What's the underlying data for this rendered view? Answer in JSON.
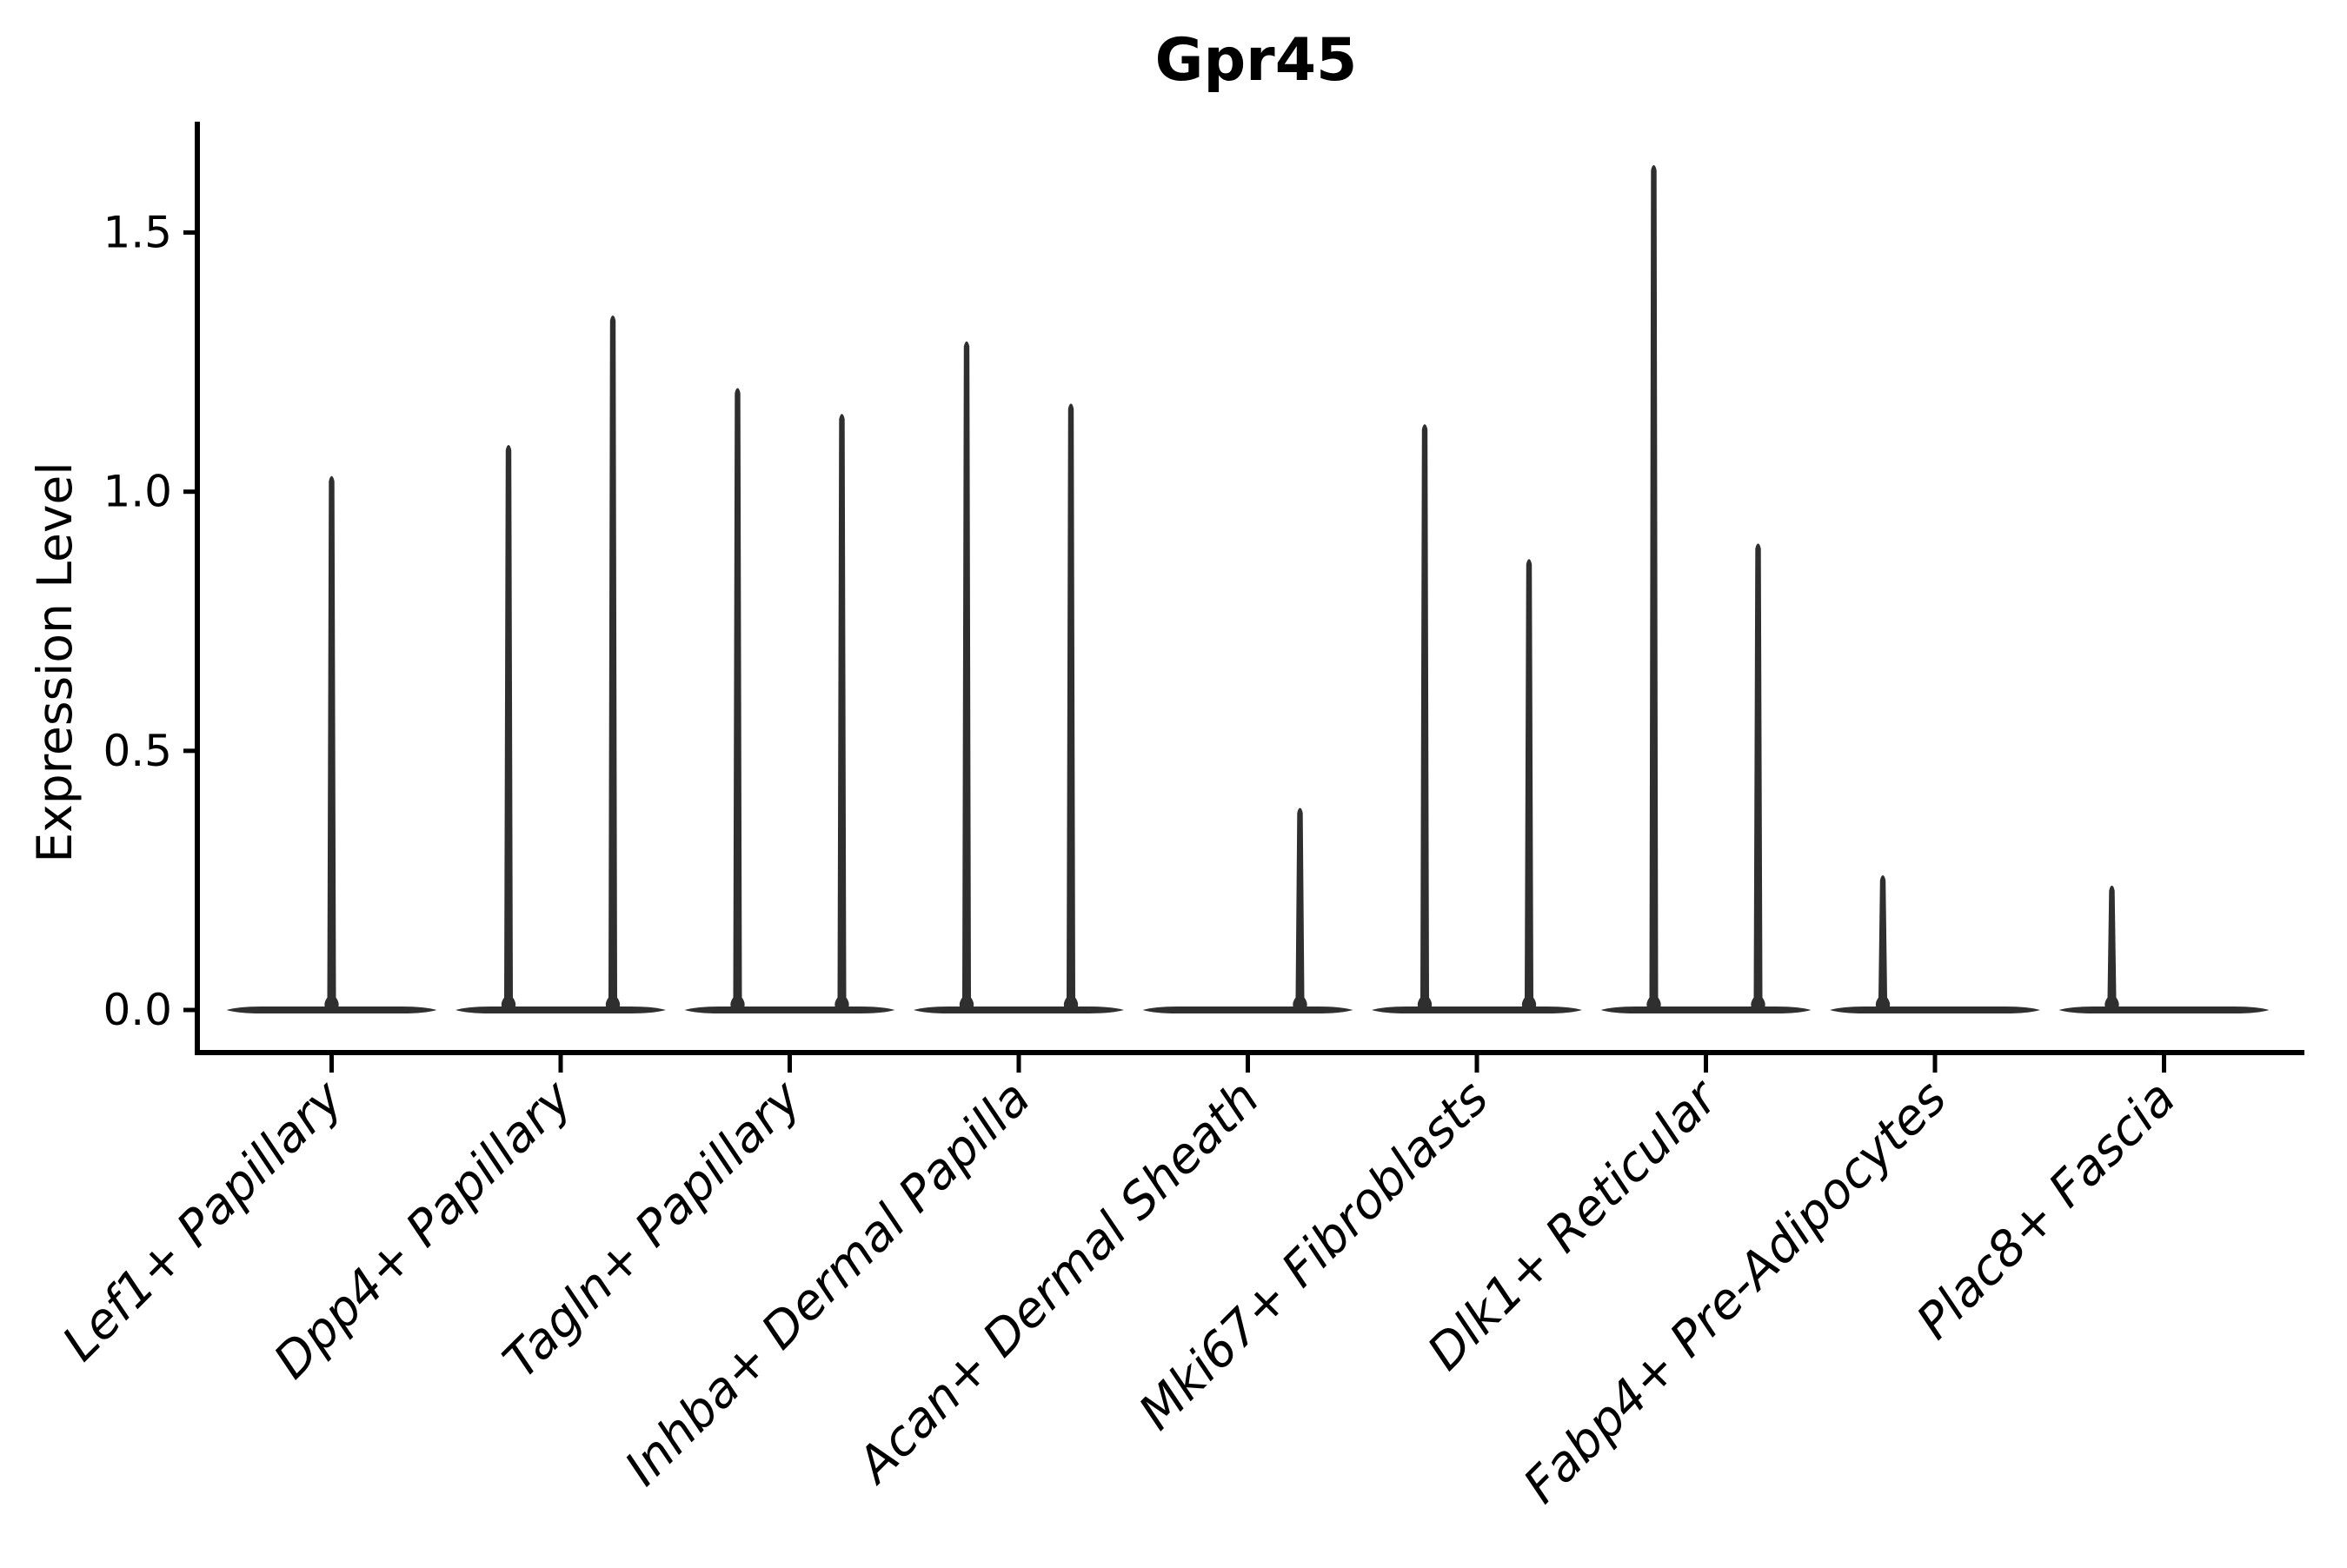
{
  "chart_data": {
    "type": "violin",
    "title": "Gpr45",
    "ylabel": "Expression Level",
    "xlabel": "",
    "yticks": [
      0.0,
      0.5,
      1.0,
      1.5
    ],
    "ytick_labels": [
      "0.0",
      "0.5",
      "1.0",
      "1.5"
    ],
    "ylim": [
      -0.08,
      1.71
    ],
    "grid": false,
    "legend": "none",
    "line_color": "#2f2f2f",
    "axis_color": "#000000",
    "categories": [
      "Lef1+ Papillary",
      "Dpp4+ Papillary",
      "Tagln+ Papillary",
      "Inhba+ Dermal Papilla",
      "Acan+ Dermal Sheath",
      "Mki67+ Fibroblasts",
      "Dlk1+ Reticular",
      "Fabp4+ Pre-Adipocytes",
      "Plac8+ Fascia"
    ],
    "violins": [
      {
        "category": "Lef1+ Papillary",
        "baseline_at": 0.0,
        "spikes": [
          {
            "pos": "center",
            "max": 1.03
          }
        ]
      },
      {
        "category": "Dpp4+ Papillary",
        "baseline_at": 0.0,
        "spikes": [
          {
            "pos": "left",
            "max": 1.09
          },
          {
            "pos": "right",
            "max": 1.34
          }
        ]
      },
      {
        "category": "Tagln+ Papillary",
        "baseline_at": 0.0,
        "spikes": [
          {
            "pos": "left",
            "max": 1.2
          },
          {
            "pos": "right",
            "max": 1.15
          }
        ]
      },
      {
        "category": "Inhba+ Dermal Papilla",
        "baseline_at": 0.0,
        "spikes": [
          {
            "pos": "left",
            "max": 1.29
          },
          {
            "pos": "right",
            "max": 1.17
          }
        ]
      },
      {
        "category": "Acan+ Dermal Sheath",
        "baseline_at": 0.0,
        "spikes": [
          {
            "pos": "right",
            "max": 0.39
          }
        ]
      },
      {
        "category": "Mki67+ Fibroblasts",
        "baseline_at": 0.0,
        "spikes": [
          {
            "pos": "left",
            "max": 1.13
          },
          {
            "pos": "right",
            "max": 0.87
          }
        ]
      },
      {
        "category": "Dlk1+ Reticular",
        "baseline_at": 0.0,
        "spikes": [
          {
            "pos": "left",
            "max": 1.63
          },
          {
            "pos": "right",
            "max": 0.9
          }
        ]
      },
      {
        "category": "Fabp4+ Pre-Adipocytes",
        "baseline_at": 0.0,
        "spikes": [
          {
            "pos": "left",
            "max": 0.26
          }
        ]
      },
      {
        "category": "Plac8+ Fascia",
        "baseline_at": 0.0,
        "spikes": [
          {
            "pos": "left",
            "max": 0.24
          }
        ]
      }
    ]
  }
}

§ Task details: Where a line holds the string "Papillary", copy that line.

§ The answer:
      "Lef1+ Papillary",
      "Dpp4+ Papillary",
      "Tagln+ Papillary",
        "category": "Lef1+ Papillary",
        "category": "Dpp4+ Papillary",
        "category": "Tagln+ Papillary",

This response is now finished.